▽

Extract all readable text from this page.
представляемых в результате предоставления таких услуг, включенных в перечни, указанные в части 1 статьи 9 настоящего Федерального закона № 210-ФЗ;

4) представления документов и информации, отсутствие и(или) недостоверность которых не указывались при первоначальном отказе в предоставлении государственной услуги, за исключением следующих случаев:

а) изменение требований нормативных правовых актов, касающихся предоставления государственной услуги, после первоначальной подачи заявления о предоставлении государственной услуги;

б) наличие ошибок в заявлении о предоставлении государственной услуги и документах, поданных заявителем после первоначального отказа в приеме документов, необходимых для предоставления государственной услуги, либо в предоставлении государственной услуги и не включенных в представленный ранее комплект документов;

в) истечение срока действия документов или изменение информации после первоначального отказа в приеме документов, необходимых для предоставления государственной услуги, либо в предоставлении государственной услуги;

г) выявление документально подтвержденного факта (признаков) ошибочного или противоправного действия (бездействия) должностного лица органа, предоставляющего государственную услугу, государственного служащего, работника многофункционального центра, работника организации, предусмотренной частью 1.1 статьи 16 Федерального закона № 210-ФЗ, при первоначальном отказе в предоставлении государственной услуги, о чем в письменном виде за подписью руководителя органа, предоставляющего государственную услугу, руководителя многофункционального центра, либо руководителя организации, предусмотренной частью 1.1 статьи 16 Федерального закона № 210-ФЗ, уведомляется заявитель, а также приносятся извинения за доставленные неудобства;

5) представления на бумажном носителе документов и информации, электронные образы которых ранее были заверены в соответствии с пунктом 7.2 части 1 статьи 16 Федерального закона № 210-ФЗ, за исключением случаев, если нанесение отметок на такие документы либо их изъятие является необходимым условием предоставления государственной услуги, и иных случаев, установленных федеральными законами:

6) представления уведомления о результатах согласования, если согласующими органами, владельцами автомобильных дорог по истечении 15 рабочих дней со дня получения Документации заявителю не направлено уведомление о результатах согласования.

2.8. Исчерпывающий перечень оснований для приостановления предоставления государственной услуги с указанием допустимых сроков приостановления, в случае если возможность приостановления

△

→ **Goal**
Only lines with the word "необходимых" should be collected from the material.

→ **Response**
б) наличие ошибок в заявлении о предоставлении государственной услуги и документах, поданных заявителем после первоначального отказа в приеме документов, необходимых для предоставления государственной услуги, либо в предоставлении государственной услуги и не включенных в представленный ранее комплект документов;
в) истечение срока действия документов или изменение информации после первоначального отказа в приеме документов, необходимых для предоставления государственной услуги, либо в предоставлении государственной услуги;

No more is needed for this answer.